提供的材料 =>
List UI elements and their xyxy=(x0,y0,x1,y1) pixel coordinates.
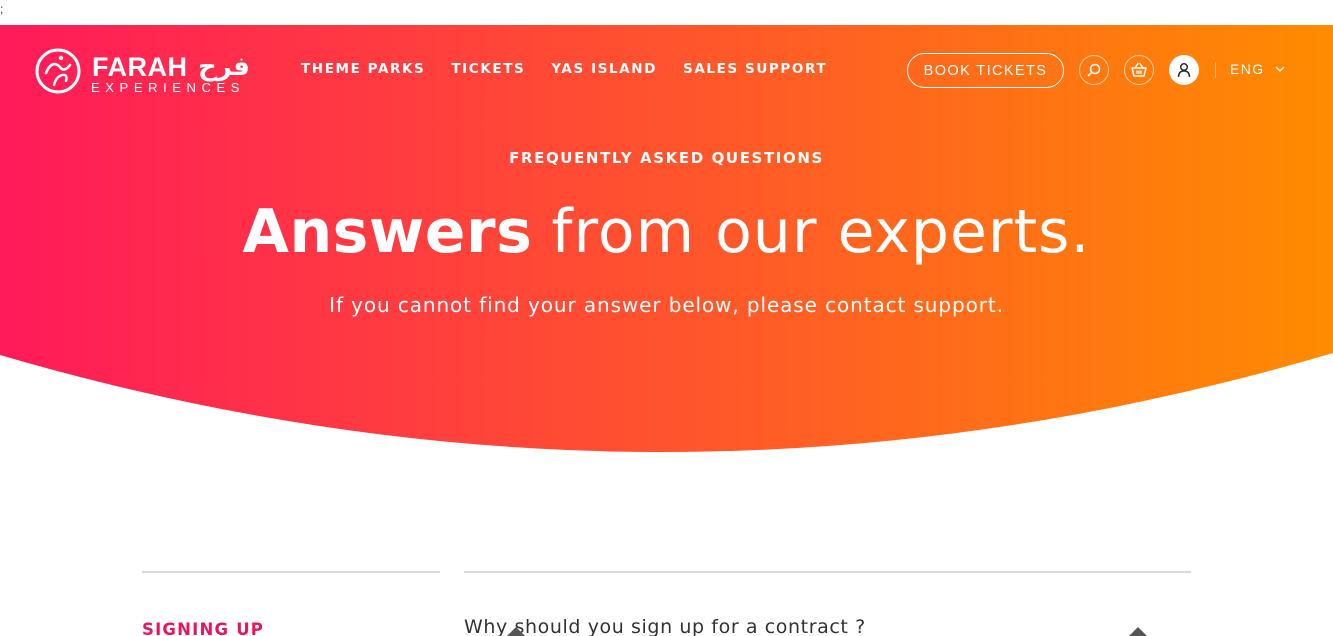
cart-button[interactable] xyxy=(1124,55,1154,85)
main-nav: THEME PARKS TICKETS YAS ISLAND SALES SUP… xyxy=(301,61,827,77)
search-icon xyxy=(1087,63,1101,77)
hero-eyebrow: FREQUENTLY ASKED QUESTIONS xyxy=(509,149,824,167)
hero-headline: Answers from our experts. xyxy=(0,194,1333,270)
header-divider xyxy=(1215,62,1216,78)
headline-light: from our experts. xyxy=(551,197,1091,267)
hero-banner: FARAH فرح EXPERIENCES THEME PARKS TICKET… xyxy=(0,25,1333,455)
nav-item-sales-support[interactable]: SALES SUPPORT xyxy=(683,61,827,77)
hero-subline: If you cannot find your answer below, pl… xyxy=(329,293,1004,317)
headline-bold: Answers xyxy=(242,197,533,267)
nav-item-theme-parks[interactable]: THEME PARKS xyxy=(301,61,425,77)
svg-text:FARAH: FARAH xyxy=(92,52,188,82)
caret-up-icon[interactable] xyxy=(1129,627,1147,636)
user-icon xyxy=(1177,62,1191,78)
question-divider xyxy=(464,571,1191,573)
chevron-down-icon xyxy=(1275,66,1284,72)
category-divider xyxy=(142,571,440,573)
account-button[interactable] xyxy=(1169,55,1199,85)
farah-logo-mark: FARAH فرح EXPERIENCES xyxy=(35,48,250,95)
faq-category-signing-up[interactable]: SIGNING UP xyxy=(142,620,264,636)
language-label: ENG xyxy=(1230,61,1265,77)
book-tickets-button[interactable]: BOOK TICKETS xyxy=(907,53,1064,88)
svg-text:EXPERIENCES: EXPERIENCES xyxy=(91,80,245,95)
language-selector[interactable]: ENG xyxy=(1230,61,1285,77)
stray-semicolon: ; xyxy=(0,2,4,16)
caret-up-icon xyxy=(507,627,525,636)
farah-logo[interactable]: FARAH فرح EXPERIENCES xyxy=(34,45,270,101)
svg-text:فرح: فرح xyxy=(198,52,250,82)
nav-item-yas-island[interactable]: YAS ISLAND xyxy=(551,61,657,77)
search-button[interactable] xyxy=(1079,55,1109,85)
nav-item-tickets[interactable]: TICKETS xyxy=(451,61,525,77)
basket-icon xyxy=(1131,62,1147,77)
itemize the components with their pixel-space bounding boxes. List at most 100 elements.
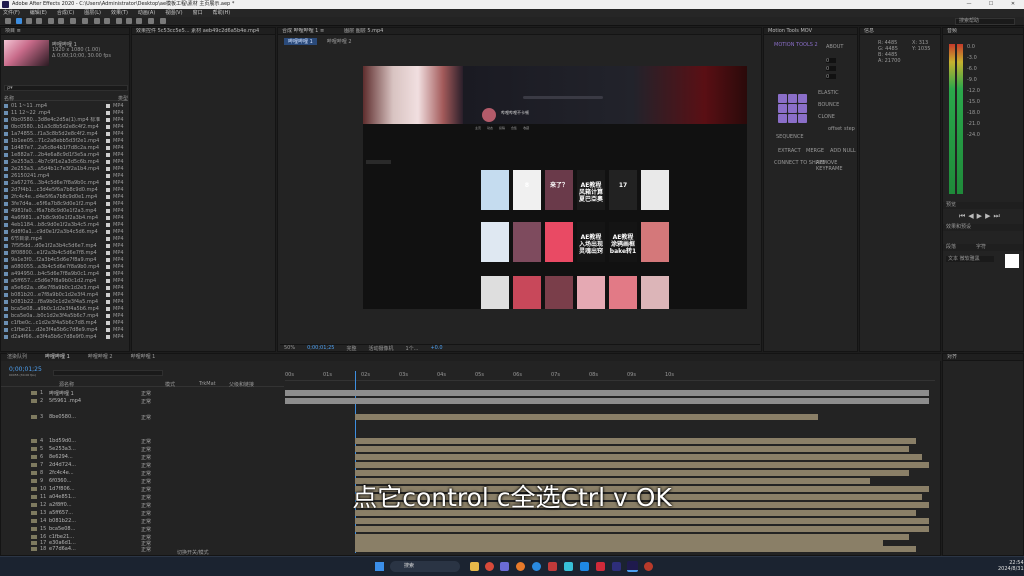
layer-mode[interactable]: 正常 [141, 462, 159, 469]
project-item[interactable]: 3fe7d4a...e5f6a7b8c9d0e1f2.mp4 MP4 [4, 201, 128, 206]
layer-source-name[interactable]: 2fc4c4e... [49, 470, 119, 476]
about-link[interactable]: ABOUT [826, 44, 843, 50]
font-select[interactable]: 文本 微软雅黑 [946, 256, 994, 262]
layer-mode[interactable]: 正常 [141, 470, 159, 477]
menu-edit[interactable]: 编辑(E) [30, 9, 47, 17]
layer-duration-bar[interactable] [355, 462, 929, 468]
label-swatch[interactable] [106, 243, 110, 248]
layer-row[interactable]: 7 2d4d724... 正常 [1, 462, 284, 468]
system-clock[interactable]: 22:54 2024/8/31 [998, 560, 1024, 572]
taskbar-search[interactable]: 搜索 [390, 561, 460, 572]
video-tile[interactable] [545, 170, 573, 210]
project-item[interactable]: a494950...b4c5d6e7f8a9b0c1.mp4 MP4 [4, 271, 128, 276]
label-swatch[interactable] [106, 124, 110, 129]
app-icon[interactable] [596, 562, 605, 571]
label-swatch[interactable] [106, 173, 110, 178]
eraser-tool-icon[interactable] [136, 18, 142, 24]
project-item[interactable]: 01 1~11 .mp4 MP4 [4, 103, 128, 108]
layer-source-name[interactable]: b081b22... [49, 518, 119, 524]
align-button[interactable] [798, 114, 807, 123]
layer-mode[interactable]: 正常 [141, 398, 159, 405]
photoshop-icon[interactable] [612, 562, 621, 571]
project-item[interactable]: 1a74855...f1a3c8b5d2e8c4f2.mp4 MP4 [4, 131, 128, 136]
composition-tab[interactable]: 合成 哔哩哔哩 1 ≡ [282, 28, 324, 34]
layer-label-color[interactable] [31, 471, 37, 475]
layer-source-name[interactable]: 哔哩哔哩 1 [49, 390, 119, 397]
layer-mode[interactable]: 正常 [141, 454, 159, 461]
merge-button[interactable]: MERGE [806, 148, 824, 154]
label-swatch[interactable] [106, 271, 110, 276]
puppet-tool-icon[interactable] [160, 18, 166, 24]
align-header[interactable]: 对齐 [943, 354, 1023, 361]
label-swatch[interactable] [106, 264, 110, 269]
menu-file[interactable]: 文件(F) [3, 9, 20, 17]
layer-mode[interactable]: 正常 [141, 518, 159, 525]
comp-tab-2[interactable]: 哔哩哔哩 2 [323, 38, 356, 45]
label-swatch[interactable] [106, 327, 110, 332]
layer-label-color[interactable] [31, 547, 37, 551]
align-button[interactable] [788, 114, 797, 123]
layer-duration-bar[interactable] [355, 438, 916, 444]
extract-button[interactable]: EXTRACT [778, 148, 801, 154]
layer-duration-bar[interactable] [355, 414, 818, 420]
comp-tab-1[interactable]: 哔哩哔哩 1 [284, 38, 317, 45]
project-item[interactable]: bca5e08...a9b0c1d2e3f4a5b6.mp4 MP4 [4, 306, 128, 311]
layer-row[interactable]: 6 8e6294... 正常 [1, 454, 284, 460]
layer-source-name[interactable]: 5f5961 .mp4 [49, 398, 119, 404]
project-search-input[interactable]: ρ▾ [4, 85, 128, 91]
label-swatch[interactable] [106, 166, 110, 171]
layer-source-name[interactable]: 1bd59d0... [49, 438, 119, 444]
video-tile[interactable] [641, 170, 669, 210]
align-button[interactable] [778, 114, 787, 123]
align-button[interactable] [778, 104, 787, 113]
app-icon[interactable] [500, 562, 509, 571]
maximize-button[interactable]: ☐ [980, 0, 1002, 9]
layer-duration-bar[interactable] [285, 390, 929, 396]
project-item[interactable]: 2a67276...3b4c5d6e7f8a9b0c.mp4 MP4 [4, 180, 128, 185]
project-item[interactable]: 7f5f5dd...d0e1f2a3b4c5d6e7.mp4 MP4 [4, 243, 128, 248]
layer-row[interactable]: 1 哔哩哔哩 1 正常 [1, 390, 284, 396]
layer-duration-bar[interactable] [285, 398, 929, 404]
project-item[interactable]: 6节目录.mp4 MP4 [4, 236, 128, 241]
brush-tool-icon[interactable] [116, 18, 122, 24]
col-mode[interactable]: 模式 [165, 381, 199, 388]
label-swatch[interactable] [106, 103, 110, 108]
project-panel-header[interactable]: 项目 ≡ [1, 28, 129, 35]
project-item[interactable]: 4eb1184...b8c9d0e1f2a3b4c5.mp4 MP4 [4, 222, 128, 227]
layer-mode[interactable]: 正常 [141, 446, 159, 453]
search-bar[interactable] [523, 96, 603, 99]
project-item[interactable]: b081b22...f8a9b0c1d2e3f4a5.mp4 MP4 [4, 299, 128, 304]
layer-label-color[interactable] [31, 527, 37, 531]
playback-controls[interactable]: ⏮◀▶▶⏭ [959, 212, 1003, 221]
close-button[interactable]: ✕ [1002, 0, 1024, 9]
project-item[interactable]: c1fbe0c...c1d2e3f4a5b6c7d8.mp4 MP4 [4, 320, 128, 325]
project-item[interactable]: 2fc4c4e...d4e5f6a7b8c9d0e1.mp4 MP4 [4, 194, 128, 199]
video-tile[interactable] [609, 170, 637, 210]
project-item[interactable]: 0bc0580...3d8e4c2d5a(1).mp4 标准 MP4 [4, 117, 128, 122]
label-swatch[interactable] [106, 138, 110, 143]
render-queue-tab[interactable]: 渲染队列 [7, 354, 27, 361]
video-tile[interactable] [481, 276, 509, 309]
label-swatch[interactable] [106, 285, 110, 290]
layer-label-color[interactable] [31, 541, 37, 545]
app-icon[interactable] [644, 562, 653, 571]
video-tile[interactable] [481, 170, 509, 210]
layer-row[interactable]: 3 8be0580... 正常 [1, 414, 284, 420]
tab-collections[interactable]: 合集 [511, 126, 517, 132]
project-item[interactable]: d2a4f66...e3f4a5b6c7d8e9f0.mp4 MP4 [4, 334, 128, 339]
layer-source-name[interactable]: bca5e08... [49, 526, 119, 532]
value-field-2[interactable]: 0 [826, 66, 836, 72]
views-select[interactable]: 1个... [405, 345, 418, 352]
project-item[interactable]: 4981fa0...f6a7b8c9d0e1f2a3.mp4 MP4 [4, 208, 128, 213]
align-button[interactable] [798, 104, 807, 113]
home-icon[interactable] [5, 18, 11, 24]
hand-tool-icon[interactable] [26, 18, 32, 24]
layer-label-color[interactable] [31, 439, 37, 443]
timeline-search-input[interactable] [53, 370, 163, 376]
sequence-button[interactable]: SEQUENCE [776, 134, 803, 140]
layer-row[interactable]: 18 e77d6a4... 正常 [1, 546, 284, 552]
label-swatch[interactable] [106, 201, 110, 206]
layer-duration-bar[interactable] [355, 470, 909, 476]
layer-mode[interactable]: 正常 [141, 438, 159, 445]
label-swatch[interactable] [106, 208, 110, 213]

任务说明 => 把上面材料中从含有“layer-mode[interactable]: 正常 [141, 462, 159, 469]”的那一行开始、到含有“label-swatch[interactable] [106, 243, 110, 248]”的那一行结束的这几行一字不差地照抄出来，头尾两行都算在内。

完成结果 =>
layer-mode[interactable]: 正常 [141, 462, 159, 469]
project-item[interactable]: 3fe7d4a...e5f6a7b8c9d0e1f2.mp4 MP4 [4, 201, 128, 206]
layer-source-name[interactable]: 2fc4c4e... [49, 470, 119, 476]
about-link[interactable]: ABOUT [826, 44, 843, 50]
font-select[interactable]: 文本 微软雅黑 [946, 256, 994, 262]
layer-mode[interactable]: 正常 [141, 470, 159, 477]
menu-edit[interactable]: 编辑(E) [30, 9, 47, 17]
layer-duration-bar[interactable] [355, 462, 929, 468]
label-swatch[interactable] [106, 243, 110, 248]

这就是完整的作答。